- **TASK DESCRIPTION**: List, from the lines below, each one with "Heliocentric" in it.

- **DATA EXTRACT**:
□ □ □ □ □ □ □
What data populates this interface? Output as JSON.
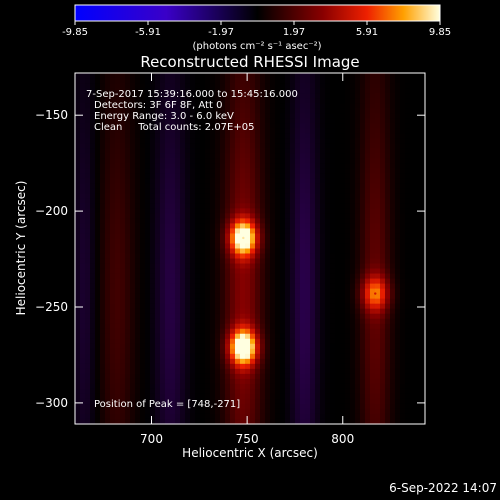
{
  "colorbar": {
    "ticks": [
      "-9.85",
      "-5.91",
      "-1.97",
      "1.97",
      "5.91",
      "9.85"
    ],
    "unit_label": "(photons cm⁻² s⁻¹ asec⁻²)",
    "range": [
      -9.85,
      9.85
    ]
  },
  "chart_data": {
    "type": "heatmap",
    "title": "Reconstructed RHESSI Image",
    "xlabel": "Heliocentric X (arcsec)",
    "ylabel": "Heliocentric Y (arcsec)",
    "xlim": [
      660,
      843
    ],
    "ylim": [
      -311,
      -128
    ],
    "x_ticks": [
      700,
      750,
      800
    ],
    "y_ticks": [
      -150,
      -200,
      -250,
      -300
    ],
    "annotations": [
      "7-Sep-2017 15:39:16.000 to 15:45:16.000",
      "Detectors: 3F 6F 8F, Att 0",
      "Energy Range: 3.0 - 6.0 keV",
      "Clean     Total counts: 2.07E+05"
    ],
    "peak_text": "Position of Peak = [748,-271]",
    "peaks": [
      {
        "x": 748,
        "y": -271,
        "value": 9.85
      },
      {
        "x": 748,
        "y": -214,
        "value": 9.3
      },
      {
        "x": 817,
        "y": -243,
        "value": 5.2
      }
    ],
    "ridges": [
      {
        "x": 748,
        "value": 3.3,
        "width": 10
      },
      {
        "x": 817,
        "value": 2.4,
        "width": 8
      },
      {
        "x": 682,
        "value": 1.6,
        "width": 9
      },
      {
        "x": 710,
        "value": -1.4,
        "width": 8
      },
      {
        "x": 780,
        "value": -1.6,
        "width": 7
      },
      {
        "x": 665,
        "value": -1.0,
        "width": 6
      }
    ]
  },
  "footer": {
    "timestamp": "6-Sep-2022 14:07"
  }
}
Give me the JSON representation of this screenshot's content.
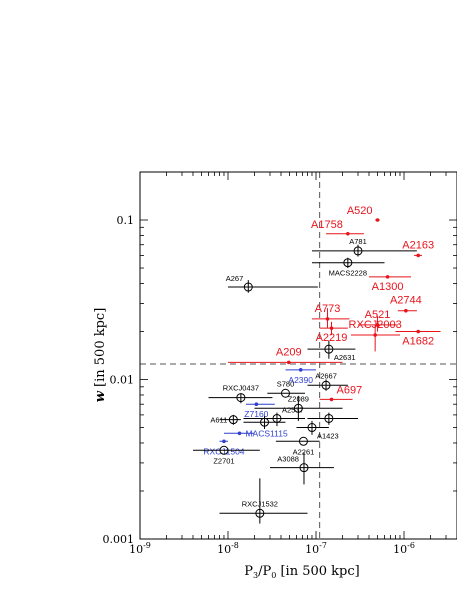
{
  "chart_data": {
    "type": "scatter",
    "x_axis": {
      "label_main": "P",
      "label_sub1": "3",
      "label_mid": "/P",
      "label_sub2": "0",
      "label_tail": " [in 500 kpc]",
      "scale": "log",
      "range": [
        1e-09,
        4e-06
      ],
      "ticks": [
        {
          "value": 1e-09,
          "base": "10",
          "exp": "-9"
        },
        {
          "value": 1e-08,
          "base": "10",
          "exp": "-8"
        },
        {
          "value": 1e-07,
          "base": "10",
          "exp": "-7"
        },
        {
          "value": 1e-06,
          "base": "10",
          "exp": "-6"
        }
      ]
    },
    "y_axis": {
      "label_w": "w",
      "label_tail": " [in 500 kpc]",
      "scale": "log",
      "range": [
        0.001,
        0.2
      ],
      "ticks": [
        {
          "value": 0.001,
          "text": "0.001"
        },
        {
          "value": 0.01,
          "text": "0.01"
        },
        {
          "value": 0.1,
          "text": "0.1"
        }
      ]
    },
    "reference_lines": {
      "x_dashed": 1.1e-07,
      "y_dashed": 0.0125
    },
    "colors": {
      "red": "#e8141c",
      "blue": "#2f3fd0",
      "black": "#000000"
    },
    "points": [
      {
        "label": "A520",
        "x": 5e-07,
        "y": 0.1,
        "xerr": [
          4.7e-07,
          5.3e-07
        ],
        "color": "red",
        "marker": "dot",
        "pos": "nw"
      },
      {
        "label": "A1758",
        "x": 2.3e-07,
        "y": 0.082,
        "xerr": [
          1.3e-07,
          3.5e-07
        ],
        "color": "red",
        "marker": "dot",
        "pos": "nw"
      },
      {
        "label": "A2163",
        "x": 1.45e-06,
        "y": 0.06,
        "xerr": [
          1.3e-06,
          1.6e-06
        ],
        "color": "red",
        "marker": "dot",
        "pos": "n"
      },
      {
        "label": "A781",
        "x": 3e-07,
        "y": 0.064,
        "xerr": [
          9e-08,
          1.4e-06
        ],
        "yerr": [
          0.059,
          0.07
        ],
        "color": "black",
        "marker": "circle",
        "pos": "n"
      },
      {
        "label": "MACS2228",
        "x": 2.3e-07,
        "y": 0.054,
        "xerr": [
          9e-08,
          6e-07
        ],
        "yerr": [
          0.05,
          0.058
        ],
        "color": "black",
        "marker": "circle",
        "pos": "s"
      },
      {
        "label": "A1300",
        "x": 6.5e-07,
        "y": 0.044,
        "xerr": [
          4e-07,
          1.2e-06
        ],
        "color": "red",
        "marker": "dot",
        "pos": "s"
      },
      {
        "label": "A267",
        "x": 1.7e-08,
        "y": 0.038,
        "xerr": [
          1e-08,
          1.05e-07
        ],
        "yerr": [
          0.035,
          0.042
        ],
        "color": "black",
        "marker": "circle",
        "pos": "nw"
      },
      {
        "label": "A2744",
        "x": 1.05e-06,
        "y": 0.027,
        "xerr": [
          8.5e-07,
          1.4e-06
        ],
        "color": "red",
        "marker": "dot",
        "pos": "n"
      },
      {
        "label": "A773",
        "x": 1.35e-07,
        "y": 0.024,
        "xerr": [
          9e-08,
          2.4e-07
        ],
        "yerr": [
          0.021,
          0.028
        ],
        "color": "red",
        "marker": "dot",
        "pos": "n"
      },
      {
        "label": "A521",
        "x": 5e-07,
        "y": 0.022,
        "xerr": [
          3e-07,
          8.5e-07
        ],
        "yerr": [
          0.02,
          0.025
        ],
        "color": "red",
        "marker": "dot",
        "pos": "n"
      },
      {
        "label": "A2219",
        "x": 1.5e-07,
        "y": 0.021,
        "xerr": [
          1.1e-07,
          2.3e-07
        ],
        "yerr": [
          0.019,
          0.023
        ],
        "color": "red",
        "marker": "dot",
        "pos": "s"
      },
      {
        "label": "RXCJ2003",
        "x": 4.7e-07,
        "y": 0.019,
        "xerr": [
          2.5e-07,
          9e-07
        ],
        "yerr": [
          0.015,
          0.022
        ],
        "color": "red",
        "marker": "dot",
        "pos": "n"
      },
      {
        "label": "A1682",
        "x": 1.45e-06,
        "y": 0.02,
        "xerr": [
          8e-07,
          2.6e-06
        ],
        "color": "red",
        "marker": "dot",
        "pos": "s"
      },
      {
        "label": "A2631",
        "x": 1.4e-07,
        "y": 0.0155,
        "xerr": [
          8e-08,
          2.8e-07
        ],
        "yerr": [
          0.0135,
          0.0175
        ],
        "color": "black",
        "marker": "circle",
        "pos": "se"
      },
      {
        "label": "A209",
        "x": 4.9e-08,
        "y": 0.0128,
        "xerr": [
          1e-08,
          2e-07
        ],
        "color": "red",
        "marker": "dot",
        "pos": "n"
      },
      {
        "label": "A2390",
        "x": 6.7e-08,
        "y": 0.0115,
        "xerr": [
          4.5e-08,
          1e-07
        ],
        "color": "blue",
        "marker": "dot",
        "pos": "s"
      },
      {
        "label": "A2667",
        "x": 1.3e-07,
        "y": 0.0092,
        "xerr": [
          8e-08,
          2.3e-07
        ],
        "yerr": [
          0.0085,
          0.01
        ],
        "color": "black",
        "marker": "circle",
        "pos": "n"
      },
      {
        "label": "S780",
        "x": 4.5e-08,
        "y": 0.0082,
        "xerr": [
          2.8e-08,
          7.5e-08
        ],
        "color": "black",
        "marker": "circle",
        "pos": "n"
      },
      {
        "label": "RXCJ0437",
        "x": 1.4e-08,
        "y": 0.0077,
        "xerr": [
          6e-09,
          3.2e-08
        ],
        "yerr": [
          0.0071,
          0.0082
        ],
        "color": "black",
        "marker": "circle",
        "pos": "n"
      },
      {
        "label": "A697",
        "x": 1.5e-07,
        "y": 0.0075,
        "xerr": [
          1.1e-07,
          2.6e-07
        ],
        "color": "red",
        "marker": "dot",
        "pos": "ne"
      },
      {
        "label": "Z2089",
        "x": 6.3e-08,
        "y": 0.0066,
        "xerr": [
          2e-08,
          2e-07
        ],
        "yerr": [
          0.0055,
          0.0079
        ],
        "color": "black",
        "marker": "circle",
        "pos": "n"
      },
      {
        "label": "Z7160",
        "x": 2.1e-08,
        "y": 0.007,
        "xerr": [
          1.6e-08,
          3.4e-08
        ],
        "color": "blue",
        "marker": "dot",
        "pos": "s"
      },
      {
        "label": "A611",
        "x": 1.15e-08,
        "y": 0.0056,
        "xerr": [
          8e-09,
          1.4e-08
        ],
        "yerr": [
          0.0052,
          0.006
        ],
        "color": "black",
        "marker": "circle",
        "pos": "w"
      },
      {
        "label": "A2537",
        "x": 3.6e-08,
        "y": 0.0057,
        "xerr": [
          1.5e-08,
          7.5e-08
        ],
        "yerr": [
          0.0051,
          0.0062
        ],
        "color": "black",
        "marker": "circle",
        "pos": "ne"
      },
      {
        "label": "",
        "x": 1.4e-07,
        "y": 0.0057,
        "xerr": [
          8e-08,
          3e-07
        ],
        "yerr": [
          0.0052,
          0.0062
        ],
        "color": "black",
        "marker": "circle",
        "pos": "n"
      },
      {
        "label": "",
        "x": 2.6e-08,
        "y": 0.0054,
        "xerr": [
          1.5e-08,
          4.5e-08
        ],
        "yerr": [
          0.0049,
          0.0059
        ],
        "color": "black",
        "marker": "circle",
        "pos": "n"
      },
      {
        "label": "A1423",
        "x": 9e-08,
        "y": 0.005,
        "xerr": [
          6e-08,
          1.4e-07
        ],
        "yerr": [
          0.0045,
          0.0055
        ],
        "color": "black",
        "marker": "circle",
        "pos": "se"
      },
      {
        "label": "MACS1115",
        "x": 1.35e-08,
        "y": 0.0046,
        "xerr": [
          9e-09,
          2e-08
        ],
        "color": "blue",
        "marker": "dot",
        "pos": "e"
      },
      {
        "label": "RXCJ1504",
        "x": 9e-09,
        "y": 0.0041,
        "xerr": [
          8e-09,
          1e-08
        ],
        "color": "blue",
        "marker": "dot",
        "pos": "s"
      },
      {
        "label": "A2261",
        "x": 7.2e-08,
        "y": 0.0041,
        "xerr": [
          3.5e-08,
          1.1e-07
        ],
        "color": "black",
        "marker": "circle",
        "pos": "s"
      },
      {
        "label": "Z2701",
        "x": 9e-09,
        "y": 0.0036,
        "xerr": [
          4e-09,
          2.3e-08
        ],
        "color": "black",
        "marker": "circle",
        "pos": "s"
      },
      {
        "label": "A3088",
        "x": 7.3e-08,
        "y": 0.0028,
        "xerr": [
          3e-08,
          1.6e-07
        ],
        "yerr": [
          0.0022,
          0.0035
        ],
        "color": "black",
        "marker": "circle",
        "pos": "nw"
      },
      {
        "label": "RXCJ1532",
        "x": 2.3e-08,
        "y": 0.00145,
        "xerr": [
          8e-09,
          8e-08
        ],
        "yerr": [
          0.00125,
          0.0024
        ],
        "color": "black",
        "marker": "circle",
        "pos": "n"
      }
    ]
  }
}
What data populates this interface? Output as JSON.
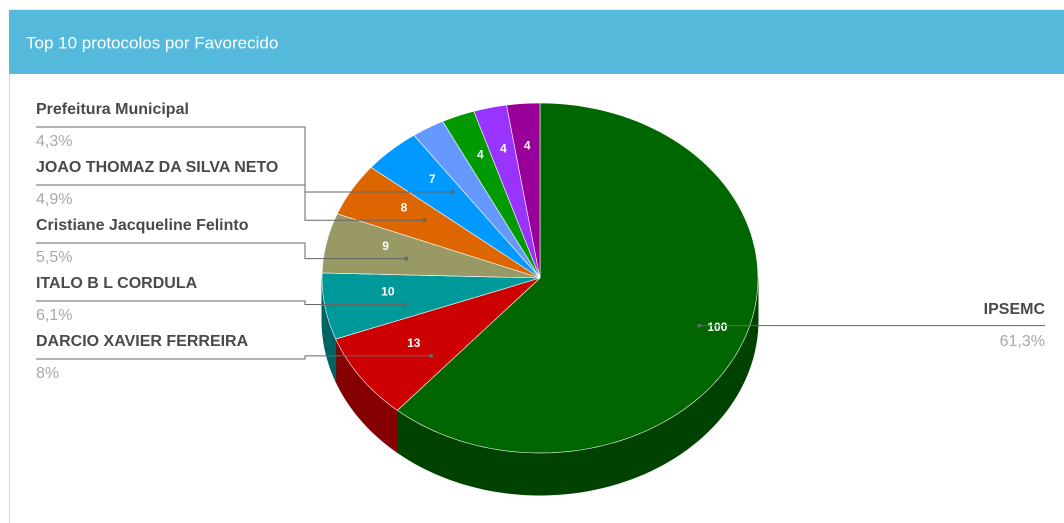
{
  "chart_data": {
    "type": "pie",
    "title": "Top 10 protocolos por Favorecido",
    "categories": [
      "IPSEMC",
      "DARCIO XAVIER FERREIRA",
      "ITALO B L CORDULA",
      "Cristiane Jacqueline Felinto",
      "JOAO THOMAZ DA SILVA NETO",
      "Prefeitura Municipal",
      null,
      null,
      null,
      null
    ],
    "values": [
      100,
      13,
      10,
      9,
      8,
      7,
      4,
      4,
      4,
      4
    ],
    "value_labels": [
      "100",
      "13",
      "10",
      "9",
      "8",
      "7",
      null,
      "4",
      "4",
      "4"
    ],
    "percent_labels": [
      "61,3%",
      "8%",
      "6,1%",
      "5,5%",
      "4,9%",
      "4,3%",
      null,
      null,
      null,
      null
    ],
    "colors": [
      "#006600",
      "#cc0000",
      "#009999",
      "#999966",
      "#dd6600",
      "#0099ff",
      "#6699ff",
      "#009900",
      "#9933ff",
      "#990099"
    ],
    "three_d": true
  }
}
□ □ □ □ □ □ □
- **THE SOLUTION**:
    "xlabel": "Heliocentric X (arcsec)",
    "ylabel": "Heliocentric Y (arcsec)",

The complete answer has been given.